OBJECTIVE A: Please gather every line of the entries that contains the string "from", with case counting.

PROVIDED PASSAGE:
- - - - - - -

I rarely post on TL but wanted to share a few of my thoughts in the hope that it might be of help to you as you decide your next steps.

 

Your effort is applaudable; however, you have expended all your effort in what is the most difficult methodology in trading -- trade based on price patterns. I know of no [yes, I said no] CTA or traders, who make a living, that trade based on “pure” price patters. Unfortunately, most of the debutant self-teaching traders trade price patters and they fail.

 

Why is trading price patters difficult? In my opinion, there are two reasons for it:

  1. Financial markets are complex systems. The characteristics of a complex system are:



    1. the behavior of any individual market participant is independent of the aggregate behavior of the system;

    2. they consistently produce classes of patterns, but it is impossible to predict when an instance of a patterns belonging to a class might occur, or the exact pattern of that instance. For example, during the tech bubble everyone knew there will be an impending correction (a class of pattern), but predicting when that correction would start (instance of a class of pattern) or how the pattern would look (exact pattern of the instance) was not possible;

    3. Given that instances of a class of pattern are dissimilar, it is impossible to describe them algorithmically. This has a huge implication on using statistical methods on price and volume; The statistical methods should be used only on classes of patterns generated by the system; but I digress.

- - - - - - -

INFORMATION SUPPLIED:
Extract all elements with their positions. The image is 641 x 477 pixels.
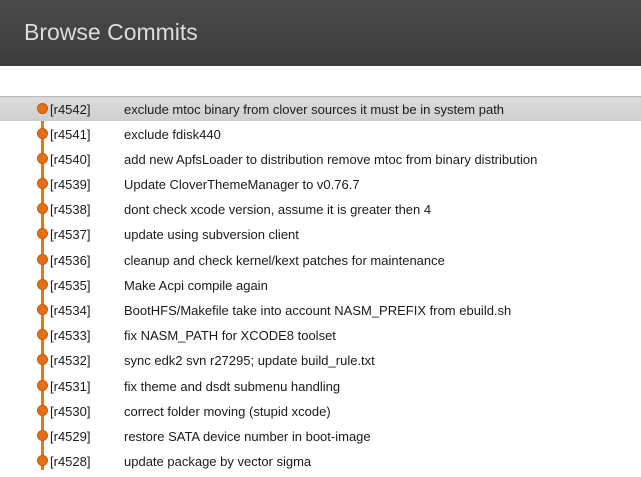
commit-revision-link[interactable]: [r4533]	[50, 328, 90, 343]
commit-dot-icon	[37, 203, 48, 215]
commit-message: Make Acpi compile again	[124, 277, 268, 293]
commit-message: add new ApfsLoader to distribution remov…	[124, 151, 538, 167]
commit-revision-link[interactable]: [r4530]	[50, 404, 90, 419]
commit-message: fix theme and dsdt submenu handling	[124, 378, 341, 394]
commit-revision-link[interactable]: [r4528]	[50, 454, 90, 469]
commit-row[interactable]: [r4537] update using subversion client	[0, 222, 641, 247]
commit-dot-icon	[37, 329, 48, 341]
commit-message: BootHFS/Makefile take into account NASM_…	[124, 303, 512, 318]
commit-row[interactable]: [r4542] exclude mtoc binary from clover …	[0, 96, 641, 122]
commit-row[interactable]: [r4530] correct folder moving (stupid xc…	[0, 398, 641, 423]
commit-row[interactable]: [r4541] exclude fdisk440	[0, 121, 641, 146]
commit-message: Update CloverThemeManager to v0.76.7	[124, 177, 360, 193]
commit-message: exclude fdisk440	[124, 126, 221, 142]
commit-row[interactable]: [r4536] cleanup and check kernel/kext pa…	[0, 247, 641, 272]
commit-row[interactable]: [r4531] fix theme and dsdt submenu handl…	[0, 373, 641, 398]
commit-row[interactable]: [r4535] Make Acpi compile again	[0, 272, 641, 297]
commit-dot-icon	[37, 278, 48, 290]
commit-dot-icon	[37, 152, 48, 164]
commit-dot-icon	[37, 127, 48, 139]
commit-revision-link[interactable]: [r4535]	[50, 278, 90, 293]
commit-row[interactable]: [r4538] dont check xcode version, assume…	[0, 197, 641, 222]
commit-dot-icon	[37, 429, 48, 441]
commit-list: [r4542] exclude mtoc binary from clover …	[0, 96, 641, 474]
commit-revision-link[interactable]: [r4534]	[50, 303, 90, 318]
page-title: Browse Commits	[24, 19, 198, 45]
commit-revision-link[interactable]: [r4531]	[50, 379, 90, 394]
commit-revision-link[interactable]: [r4536]	[50, 253, 90, 268]
commit-message: dont check xcode version, assume it is g…	[124, 202, 432, 218]
commit-message: sync edk2 svn r27295; update build_rule.…	[124, 353, 375, 369]
commit-dot-icon	[37, 354, 48, 366]
commit-revision-link[interactable]: [r4541]	[50, 127, 90, 142]
page-header: Browse Commits	[0, 0, 641, 66]
commit-row[interactable]: [r4528] update package by vector sigma	[0, 449, 641, 474]
commit-row[interactable]: [r4540] add new ApfsLoader to distributi…	[0, 146, 641, 171]
commit-message: fix NASM_PATH for XCODE8 toolset	[124, 328, 336, 344]
commit-message: exclude mtoc binary from clover sources …	[124, 101, 505, 117]
commit-revision-link[interactable]: [r4542]	[50, 102, 90, 117]
commit-row[interactable]: [r4534] BootHFS/Makefile take into accou…	[0, 298, 641, 323]
commit-revision-link[interactable]: [r4532]	[50, 353, 90, 368]
commit-message: update package by vector sigma	[124, 454, 312, 470]
commit-message: correct folder moving (stupid xcode)	[124, 403, 331, 419]
commit-row[interactable]: [r4529] restore SATA device number in bo…	[0, 423, 641, 448]
commit-revision-link[interactable]: [r4537]	[50, 227, 90, 242]
commit-dot-icon	[37, 455, 48, 467]
commit-dot-icon	[37, 228, 48, 240]
commit-dot-icon	[37, 404, 48, 416]
commit-revision-link[interactable]: [r4529]	[50, 429, 90, 444]
commit-dot-icon	[37, 102, 48, 114]
commit-row[interactable]: [r4539] Update CloverThemeManager to v0.…	[0, 172, 641, 197]
commit-message: update using subversion client	[124, 227, 299, 243]
commit-dot-icon	[37, 304, 48, 315]
commit-dot-icon	[37, 178, 48, 190]
commit-message: cleanup and check kernel/kext patches fo…	[124, 252, 445, 268]
commit-revision-link[interactable]: [r4538]	[50, 202, 90, 217]
commit-row[interactable]: [r4532] sync edk2 svn r27295; update bui…	[0, 348, 641, 373]
commit-message: restore SATA device number in boot-image	[124, 428, 371, 444]
commit-revision-link[interactable]: [r4539]	[50, 177, 90, 192]
commit-row[interactable]: [r4533] fix NASM_PATH for XCODE8 toolset	[0, 323, 641, 348]
commit-dot-icon	[37, 379, 48, 391]
commit-revision-link[interactable]: [r4540]	[50, 152, 90, 167]
commit-dot-icon	[37, 253, 48, 265]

- - - - - - -

OBJECTIVE B: Do these statements agree with the post on trading price patterns? Give yes or no for each, with the deciding words quoted. (i) The writer knows of CTAs who make a living by trading pure price patterns. (ii) Financial markets are called complex systems. (iii) Statistical methods should be applied to individual instances of patterns.

FULL RESPONSE A:
commit-row[interactable]: [r4542] exclude mtoc binary from clover …	[0, 96, 641, 122]
commit-list: [r4542] exclude mtoc binary from clover …	[0, 96, 641, 474]
commit-message: exclude mtoc binary from clover sources …	[124, 101, 505, 117]

FULL RESPONSE B:
(i) No: "I know of no [yes, I said no] CTA or traders, who make a living, that trade based on “pure” price patters."
(ii) Yes: "Financial markets are complex systems."
(iii) No: "The statistical methods should be used only on classes of patterns generated by the system"